Data excerpts:
◇ ◇ ◇ ◇

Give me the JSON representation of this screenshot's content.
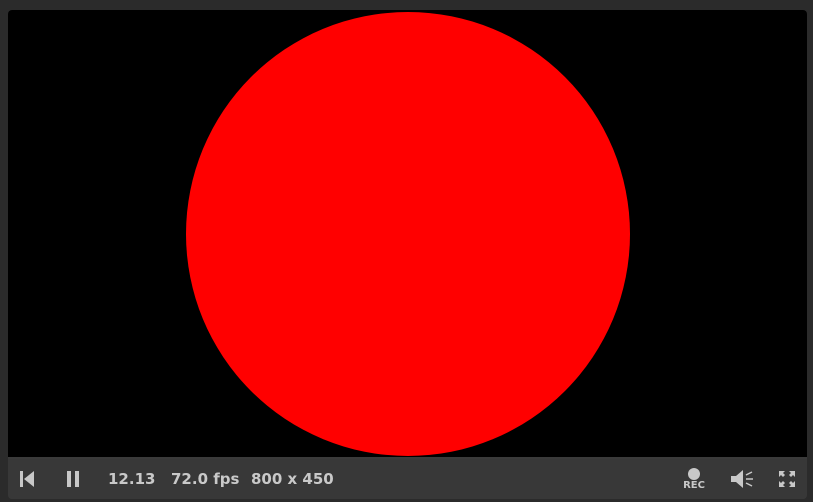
{
  "canvas": {
    "background": "#000000",
    "shape_color": "#ff0000"
  },
  "controls": {
    "time": "12.13",
    "fps": "72.0 fps",
    "resolution": "800 x 450",
    "record_label": "REC",
    "icons": {
      "rewind": "skip-to-start-icon",
      "pause": "pause-icon",
      "record": "record-icon",
      "volume": "volume-icon",
      "fullscreen": "fullscreen-icon"
    }
  }
}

◇ ◇ ◇ ◇

What is needed: Give the data again exactly as written, with all pictures left out.

Task response:
Give me the JSON representation of this screenshot's content.
{
  "canvas": {
    "background": "#000000",
    "shape_color": "#ff0000"
  },
  "controls": {
    "time": "12.13",
    "fps": "72.0 fps",
    "resolution": "800 x 450",
    "record_label": "REC",
    "icons": {
      "rewind": "skip-to-start-icon",
      "pause": "pause-icon",
      "record": "record-icon",
      "volume": "volume-icon",
      "fullscreen": "fullscreen-icon"
    }
  }
}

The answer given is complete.